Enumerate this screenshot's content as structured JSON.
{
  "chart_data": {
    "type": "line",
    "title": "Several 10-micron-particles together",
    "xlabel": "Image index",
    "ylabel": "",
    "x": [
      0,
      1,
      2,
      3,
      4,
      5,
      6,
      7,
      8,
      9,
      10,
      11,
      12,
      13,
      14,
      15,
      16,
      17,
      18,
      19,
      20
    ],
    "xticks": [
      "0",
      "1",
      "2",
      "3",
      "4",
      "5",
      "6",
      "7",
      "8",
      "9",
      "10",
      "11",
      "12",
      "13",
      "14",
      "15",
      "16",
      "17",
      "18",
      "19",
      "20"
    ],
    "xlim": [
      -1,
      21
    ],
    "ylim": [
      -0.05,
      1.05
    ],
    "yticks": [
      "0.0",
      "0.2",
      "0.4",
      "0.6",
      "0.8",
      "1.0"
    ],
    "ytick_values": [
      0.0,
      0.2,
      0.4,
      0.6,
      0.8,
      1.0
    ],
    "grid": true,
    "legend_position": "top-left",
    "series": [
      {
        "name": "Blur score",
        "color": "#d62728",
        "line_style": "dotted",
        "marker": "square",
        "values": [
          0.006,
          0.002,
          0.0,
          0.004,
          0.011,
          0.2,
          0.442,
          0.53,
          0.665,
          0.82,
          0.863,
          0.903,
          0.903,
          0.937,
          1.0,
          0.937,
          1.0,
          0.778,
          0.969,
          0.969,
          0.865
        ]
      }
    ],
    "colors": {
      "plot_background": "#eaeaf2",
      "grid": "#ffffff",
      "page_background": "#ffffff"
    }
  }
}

......

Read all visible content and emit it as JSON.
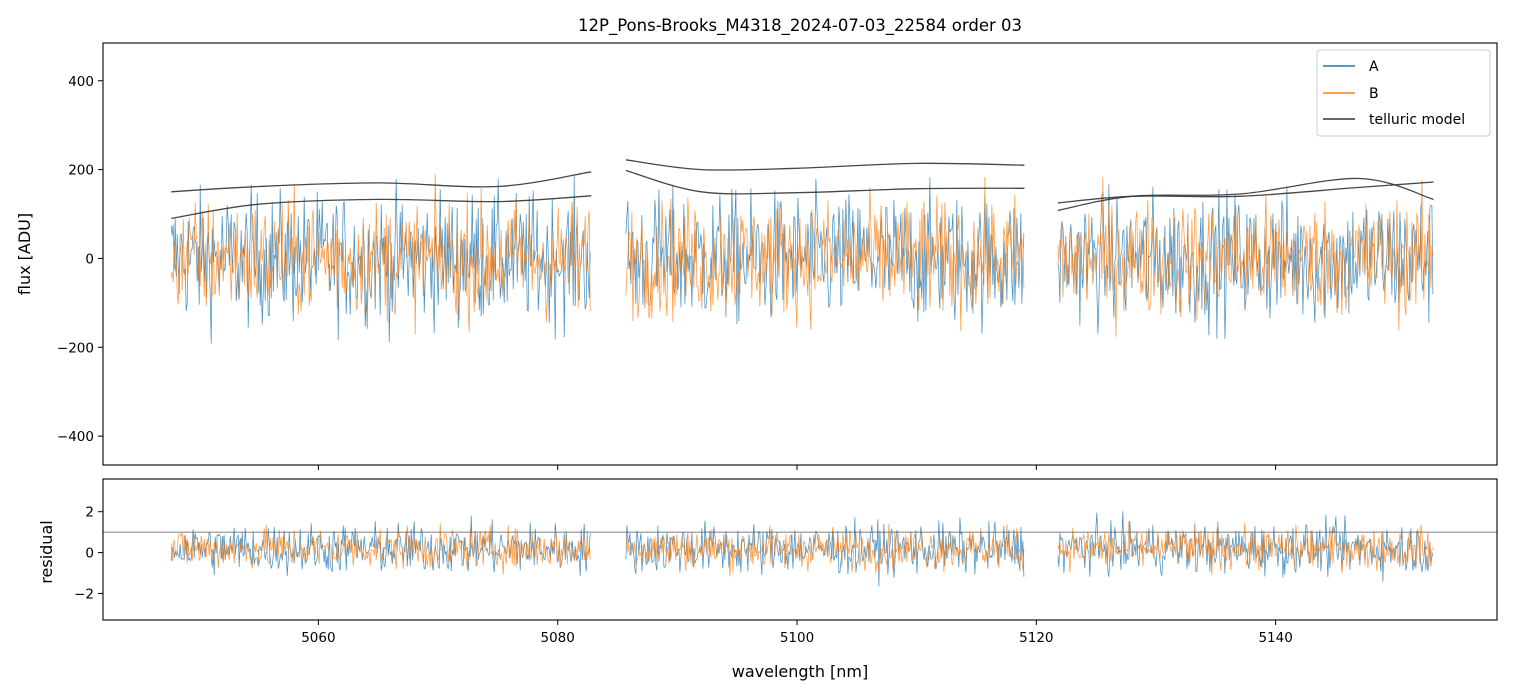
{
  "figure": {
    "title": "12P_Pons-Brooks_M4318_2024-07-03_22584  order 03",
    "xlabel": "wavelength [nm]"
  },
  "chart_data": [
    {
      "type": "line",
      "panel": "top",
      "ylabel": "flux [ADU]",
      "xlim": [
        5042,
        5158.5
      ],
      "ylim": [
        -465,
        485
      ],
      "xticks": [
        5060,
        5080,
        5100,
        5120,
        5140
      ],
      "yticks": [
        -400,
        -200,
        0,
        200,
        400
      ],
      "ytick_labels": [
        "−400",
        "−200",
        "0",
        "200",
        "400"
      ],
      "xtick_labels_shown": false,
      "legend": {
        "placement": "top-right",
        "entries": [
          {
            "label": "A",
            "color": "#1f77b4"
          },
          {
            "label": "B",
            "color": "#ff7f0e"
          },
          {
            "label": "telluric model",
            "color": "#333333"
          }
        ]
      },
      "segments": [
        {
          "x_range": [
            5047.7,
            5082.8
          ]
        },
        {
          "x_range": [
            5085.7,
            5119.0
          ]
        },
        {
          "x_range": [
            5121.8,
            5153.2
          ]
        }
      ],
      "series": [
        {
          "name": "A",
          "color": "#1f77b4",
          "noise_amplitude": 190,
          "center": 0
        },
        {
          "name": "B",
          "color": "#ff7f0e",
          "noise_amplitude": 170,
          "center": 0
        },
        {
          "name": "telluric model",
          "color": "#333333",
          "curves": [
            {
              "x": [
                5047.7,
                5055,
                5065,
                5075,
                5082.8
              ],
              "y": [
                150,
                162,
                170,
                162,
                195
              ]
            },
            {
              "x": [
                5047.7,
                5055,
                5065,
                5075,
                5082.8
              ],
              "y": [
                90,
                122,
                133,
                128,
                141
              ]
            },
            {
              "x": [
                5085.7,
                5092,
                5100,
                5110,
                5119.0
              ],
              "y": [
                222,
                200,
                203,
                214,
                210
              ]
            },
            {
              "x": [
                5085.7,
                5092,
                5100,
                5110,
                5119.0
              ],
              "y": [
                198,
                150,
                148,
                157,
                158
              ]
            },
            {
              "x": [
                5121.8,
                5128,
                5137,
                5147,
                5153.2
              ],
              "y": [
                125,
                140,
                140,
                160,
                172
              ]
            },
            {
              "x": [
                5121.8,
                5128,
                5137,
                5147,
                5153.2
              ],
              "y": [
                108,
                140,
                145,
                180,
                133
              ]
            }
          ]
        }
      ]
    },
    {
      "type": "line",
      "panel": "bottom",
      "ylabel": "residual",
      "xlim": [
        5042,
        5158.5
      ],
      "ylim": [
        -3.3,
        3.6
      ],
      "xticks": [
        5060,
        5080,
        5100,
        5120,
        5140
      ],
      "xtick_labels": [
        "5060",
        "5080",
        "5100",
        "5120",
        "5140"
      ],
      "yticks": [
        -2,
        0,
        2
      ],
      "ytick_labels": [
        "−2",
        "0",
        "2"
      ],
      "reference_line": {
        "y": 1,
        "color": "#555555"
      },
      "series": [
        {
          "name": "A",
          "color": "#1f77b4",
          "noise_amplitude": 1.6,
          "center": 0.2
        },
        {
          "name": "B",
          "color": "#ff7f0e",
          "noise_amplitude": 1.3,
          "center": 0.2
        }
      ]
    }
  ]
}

......

> **Work to do**
In the records above, locate the lines holding the word "title". Copy each of them.

> **Solution for this problem**
    "title": "Several 10-micron-particles together",
    "title": "12P_Pons-Brooks_M4318_2024-07-03_22584  order 03",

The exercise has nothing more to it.